**Task prompt:** Output the full listing below exactly, without the pictures.

**Task material:**
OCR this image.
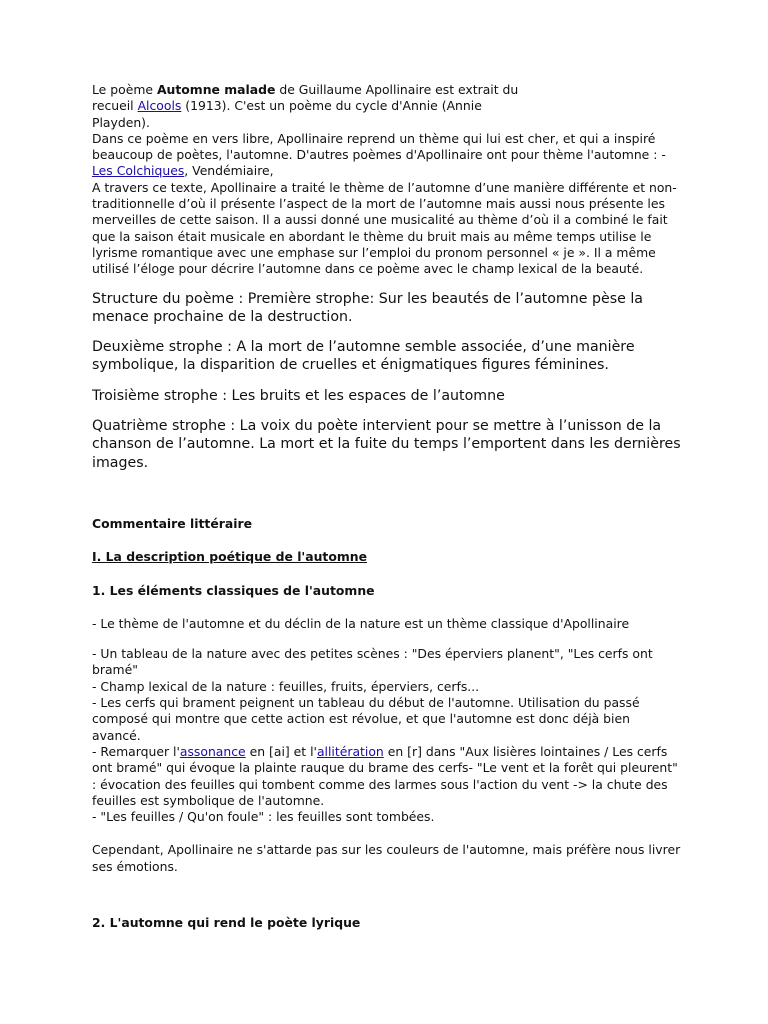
Le poème Automne malade de Guillaume Apollinaire est extrait du recueil Alcools (1913). C'est un poème du cycle d'Annie (Annie Playden).

Dans ce poème en vers libre, Apollinaire reprend un thème qui lui est cher, et qui a inspiré beaucoup de poètes, l'automne. D'autres poèmes d'Apollinaire ont pour thème l'automne : - Les Colchiques, Vendémiaire,

A travers ce texte, Apollinaire a traité le thème de l’automne d’une manière différente et non-traditionnelle d’où il présente l’aspect de la mort de l’automne mais aussi nous présente les merveilles de cette saison. Il a aussi donné une musicalité au thème d’où il a combiné le fait que la saison était musicale en abordant le thème du bruit mais au même temps utilise le lyrisme romantique avec une emphase sur l’emploi du pronom personnel « je ». Il a même utilisé l’éloge pour décrire l’automne dans ce poème avec le champ lexical de la beauté.

Structure du poème : Première strophe: Sur les beautés de l’automne pèse la menace prochaine de la destruction.

Deuxième strophe : A la mort de l’automne semble associée, d’une manière symbolique, la disparition de cruelles et énigmatiques figures féminines.

Troisième strophe : Les bruits et les espaces de l’automne

Quatrième strophe : La voix du poète intervient pour se mettre à l’unisson de la chanson de l’automne. La mort et la fuite du temps l’emportent dans les dernières images.

Commentaire littéraire

I. La description poétique de l'automne

1. Les éléments classiques de l'automne

- Le thème de l'automne et du déclin de la nature est un thème classique d'Apollinaire

- Un tableau de la nature avec des petites scènes : "Des éperviers planent", "Les cerfs ont bramé"

- Champ lexical de la nature : feuilles, fruits, éperviers, cerfs...

- Les cerfs qui brament peignent un tableau du début de l'automne. Utilisation du passé composé qui montre que cette action est révolue, et que l'automne est donc déjà bien avancé.

- Remarquer l'assonance en [ai] et l'allitération en [r] dans "Aux lisières lointaines / Les cerfs ont bramé" qui évoque la plainte rauque du brame des cerfs- "Le vent et la forêt qui pleurent" : évocation des feuilles qui tombent comme des larmes sous l'action du vent -> la chute des feuilles est symbolique de l'automne.

- "Les feuilles / Qu'on foule" : les feuilles sont tombées.

Cependant, Apollinaire ne s'attarde pas sur les couleurs de l'automne, mais préfère nous livrer ses émotions.

2. L'automne qui rend le poète lyrique
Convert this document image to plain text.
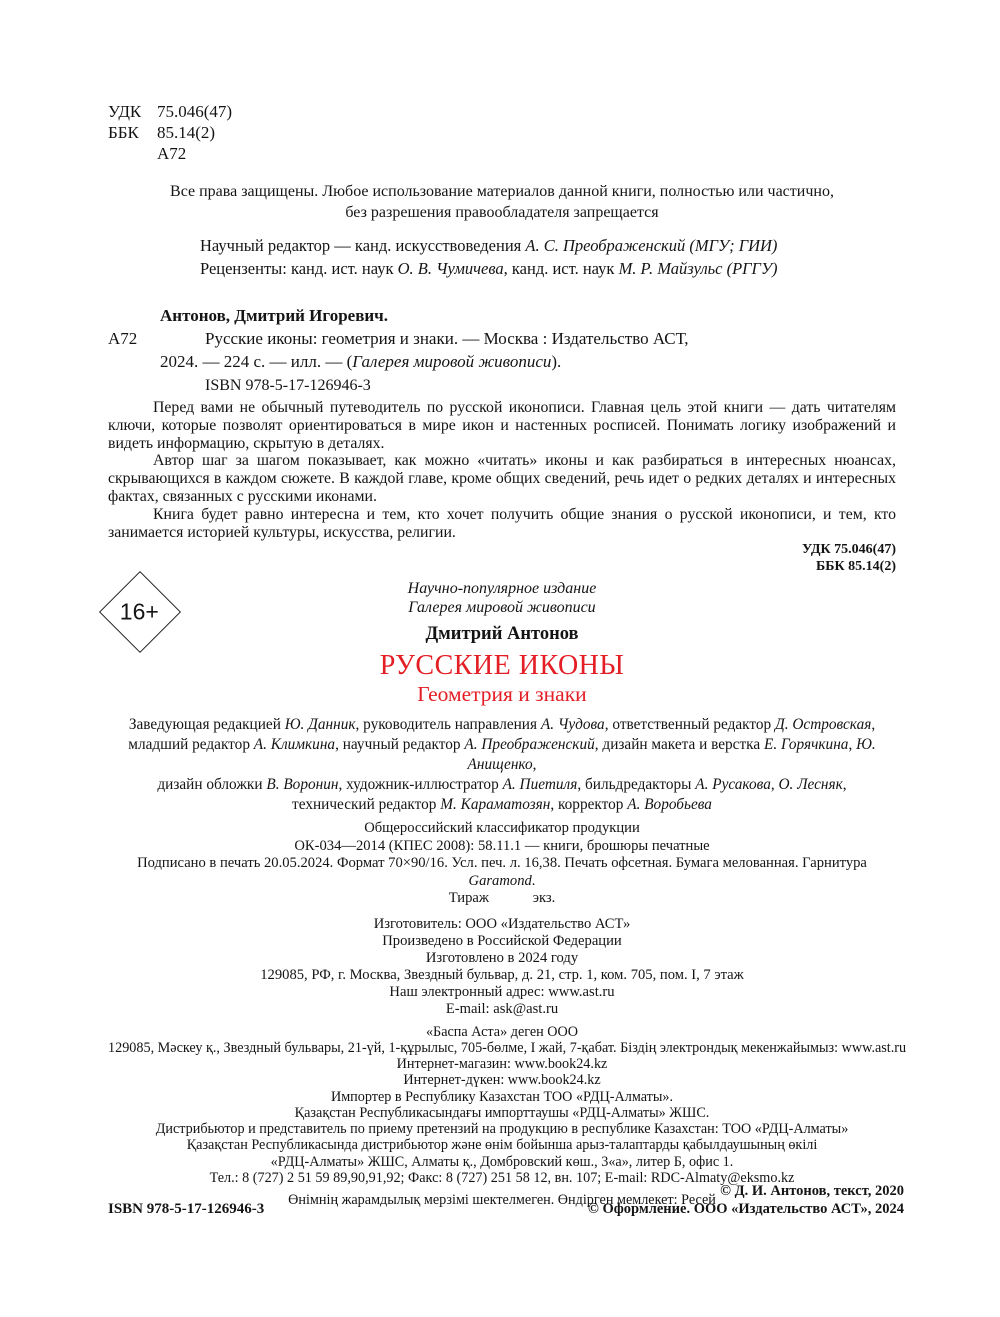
УДК 75.046(47)
ББК 85.14(2)
А72
Все права защищены. Любое использование материалов данной книги, полностью или частично,
без разрешения правообладателя запрещается
Научный редактор — канд. искусствоведения А. С. Преображенский (МГУ; ГИИ)
Рецензенты: канд. ист. наук О. В. Чумичева, канд. ист. наук М. Р. Майзульс (РГГУ)
А72

Антонов, Дмитрий Игоревич.

Русские иконы: геометрия и знаки. — Москва : Издательство АСТ,

2024. — 224 с. — илл. — (Галерея мировой живописи).

ISBN 978-5-17-126946-3

Перед вами не обычный путеводитель по русской иконописи. Главная цель этой книги — дать читателям ключи, которые позволят ориентироваться в мире икон и настенных росписей. Понимать логику изображений и видеть информацию, скрытую в деталях.

Автор шаг за шагом показывает, как можно «читать» иконы и как разбираться в интересных нюансах, скрывающихся в каждом сюжете. В каждой главе, кроме общих сведений, речь идет о редких деталях и интересных фактах, связанных с русскими иконами.

Книга будет равно интересна и тем, кто хочет получить общие знания о русской иконописи, и тем, кто занимается историей культуры, искусства, религии.

УДК 75.046(47)
ББК 85.14(2)
Научно-популярное издание
Галерея мировой живописи
Дмитрий Антонов
РУССКИЕ ИКОНЫ
Геометрия и знаки
Заведующая редакцией Ю. Данник, руководитель направления А. Чудова, ответственный редактор Д. Островская,
младший редактор А. Климкина, научный редактор А. Преображенский, дизайн макета и верстка Е. Горячкина, Ю. Анищенко,
дизайн обложки В. Воронин, художник-иллюстратор А. Пиетиля, бильдредакторы А. Русакова, О. Лесняк,
технический редактор М. Караматозян, корректор А. Воробьева
Общероссийский классификатор продукции
ОК-034—2014 (КПЕС 2008): 58.11.1 — книги, брошюры печатные
Подписано в печать 20.05.2024. Формат 70×90/16. Усл. печ. л. 16,38. Печать офсетная. Бумага мелованная. Гарнитура Garamond.
Тираж            экз.
Изготовитель: ООО «Издательство АСТ»
Произведено в Российской Федерации
Изготовлено в 2024 году
129085, РФ, г. Москва, Звездный бульвар, д. 21, стр. 1, ком. 705, пом. I, 7 этаж
Наш электронный адрес: www.ast.ru
E-mail: ask@ast.ru
«Баспа Аста» деген ООО
129085, Мәскеу қ., Звездный бульвары, 21-үй, 1-құрылыс, 705-бөлме, I жай, 7-қабат. Біздің электрондық мекенжайымыз: www.ast.ru
Интернет-магазин: www.book24.kz
Интернет-дүкен: www.book24.kz
Импортер в Республику Казахстан ТОО «РДЦ-Алматы».
Қазақстан Республикасындағы импорттаушы «РДЦ-Алматы» ЖШС.
Дистрибьютор и представитель по приему претензий на продукцию в республике Казахстан: ТОО «РДЦ-Алматы»
Қазақстан Республикасында дистрибьютор және өнім бойынша арыз-талаптарды қабылдаушының өкілі
«РДЦ-Алматы» ЖШС, Алматы қ., Домбровский көш., 3«а», литер Б, офис 1.
Тел.: 8 (727) 2 51 59 89,90,91,92; Факс: 8 (727) 251 58 12, вн. 107; E-mail: RDC-Almaty@eksmo.kz
Өнімнің жарамдылық мерзімі шектелмеген. Өндірген мемлекет: Ресей
16+
ISBN 978-5-17-126946-3
© Д. И. Антонов, текст, 2020
© Оформление. ООО «Издательство АСТ», 2024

**The answer:**
OCR this image.
Le poème Automne malade de Guillaume Apollinaire est extrait du recueil Alcools (1913). C'est un poème du cycle d'Annie (Annie Playden).

Dans ce poème en vers libre, Apollinaire reprend un thème qui lui est cher, et qui a inspiré beaucoup de poètes, l'automne. D'autres poèmes d'Apollinaire ont pour thème l'automne : - Les Colchiques, Vendémiaire,

A travers ce texte, Apollinaire a traité le thème de l’automne d’une manière différente et non-traditionnelle d’où il présente l’aspect de la mort de l’automne mais aussi nous présente les merveilles de cette saison. Il a aussi donné une musicalité au thème d’où il a combiné le fait que la saison était musicale en abordant le thème du bruit mais au même temps utilise le lyrisme romantique avec une emphase sur l’emploi du pronom personnel « je ». Il a même utilisé l’éloge pour décrire l’automne dans ce poème avec le champ lexical de la beauté.

Structure du poème : Première strophe: Sur les beautés de l’automne pèse la menace prochaine de la destruction.

Deuxième strophe : A la mort de l’automne semble associée, d’une manière symbolique, la disparition de cruelles et énigmatiques figures féminines.

Troisième strophe : Les bruits et les espaces de l’automne

Quatrième strophe : La voix du poète intervient pour se mettre à l’unisson de la chanson de l’automne. La mort et la fuite du temps l’emportent dans les dernières images.

Commentaire littéraire

I. La description poétique de l'automne

1. Les éléments classiques de l'automne

- Le thème de l'automne et du déclin de la nature est un thème classique d'Apollinaire

- Un tableau de la nature avec des petites scènes : "Des éperviers planent", "Les cerfs ont bramé"

- Champ lexical de la nature : feuilles, fruits, éperviers, cerfs...

- Les cerfs qui brament peignent un tableau du début de l'automne. Utilisation du passé composé qui montre que cette action est révolue, et que l'automne est donc déjà bien avancé.

- Remarquer l'assonance en [ai] et l'allitération en [r] dans "Aux lisières lointaines / Les cerfs ont bramé" qui évoque la plainte rauque du brame des cerfs- "Le vent et la forêt qui pleurent" : évocation des feuilles qui tombent comme des larmes sous l'action du vent -> la chute des feuilles est symbolique de l'automne.

- "Les feuilles / Qu'on foule" : les feuilles sont tombées.

Cependant, Apollinaire ne s'attarde pas sur les couleurs de l'automne, mais préfère nous livrer ses émotions.

2. L'automne qui rend le poète lyrique
Convert this document image to plain text.
УДК 75.046(47)
ББК 85.14(2)
А72
Все права защищены. Любое использование материалов данной книги, полностью или частично,
без разрешения правообладателя запрещается
Научный редактор — канд. искусствоведения А. С. Преображенский (МГУ; ГИИ)
Рецензенты: канд. ист. наук О. В. Чумичева, канд. ист. наук М. Р. Майзульс (РГГУ)
А72

Антонов, Дмитрий Игоревич.

Русские иконы: геометрия и знаки. — Москва : Издательство АСТ,

2024. — 224 с. — илл. — (Галерея мировой живописи).

ISBN 978-5-17-126946-3

Перед вами не обычный путеводитель по русской иконописи. Главная цель этой книги — дать читателям ключи, которые позволят ориентироваться в мире икон и настенных росписей. Понимать логику изображений и видеть информацию, скрытую в деталях.

Автор шаг за шагом показывает, как можно «читать» иконы и как разбираться в интересных нюансах, скрывающихся в каждом сюжете. В каждой главе, кроме общих сведений, речь идет о редких деталях и интересных фактах, связанных с русскими иконами.

Книга будет равно интересна и тем, кто хочет получить общие знания о русской иконописи, и тем, кто занимается историей культуры, искусства, религии.

УДК 75.046(47)
ББК 85.14(2)
Научно-популярное издание
Галерея мировой живописи
Дмитрий Антонов
РУССКИЕ ИКОНЫ
Геометрия и знаки
Заведующая редакцией Ю. Данник, руководитель направления А. Чудова, ответственный редактор Д. Островская,
младший редактор А. Климкина, научный редактор А. Преображенский, дизайн макета и верстка Е. Горячкина, Ю. Анищенко,
дизайн обложки В. Воронин, художник-иллюстратор А. Пиетиля, бильдредакторы А. Русакова, О. Лесняк,
технический редактор М. Караматозян, корректор А. Воробьева
Общероссийский классификатор продукции
ОК-034—2014 (КПЕС 2008): 58.11.1 — книги, брошюры печатные
Подписано в печать 20.05.2024. Формат 70×90/16. Усл. печ. л. 16,38. Печать офсетная. Бумага мелованная. Гарнитура Garamond.
Тираж            экз.
Изготовитель: ООО «Издательство АСТ»
Произведено в Российской Федерации
Изготовлено в 2024 году
129085, РФ, г. Москва, Звездный бульвар, д. 21, стр. 1, ком. 705, пом. I, 7 этаж
Наш электронный адрес: www.ast.ru
E-mail: ask@ast.ru
«Баспа Аста» деген ООО
129085, Мәскеу қ., Звездный бульвары, 21-үй, 1-құрылыс, 705-бөлме, I жай, 7-қабат. Біздің электрондық мекенжайымыз: www.ast.ru
Интернет-магазин: www.book24.kz
Интернет-дүкен: www.book24.kz
Импортер в Республику Казахстан ТОО «РДЦ-Алматы».
Қазақстан Республикасындағы импорттаушы «РДЦ-Алматы» ЖШС.
Дистрибьютор и представитель по приему претензий на продукцию в республике Казахстан: ТОО «РДЦ-Алматы»
Қазақстан Республикасында дистрибьютор және өнім бойынша арыз-талаптарды қабылдаушының өкілі
«РДЦ-Алматы» ЖШС, Алматы қ., Домбровский көш., 3«а», литер Б, офис 1.
Тел.: 8 (727) 2 51 59 89,90,91,92; Факс: 8 (727) 251 58 12, вн. 107; E-mail: RDC-Almaty@eksmo.kz
Өнімнің жарамдылық мерзімі шектелмеген. Өндірген мемлекет: Ресей
16+
ISBN 978-5-17-126946-3
© Д. И. Антонов, текст, 2020
© Оформление. ООО «Издательство АСТ», 2024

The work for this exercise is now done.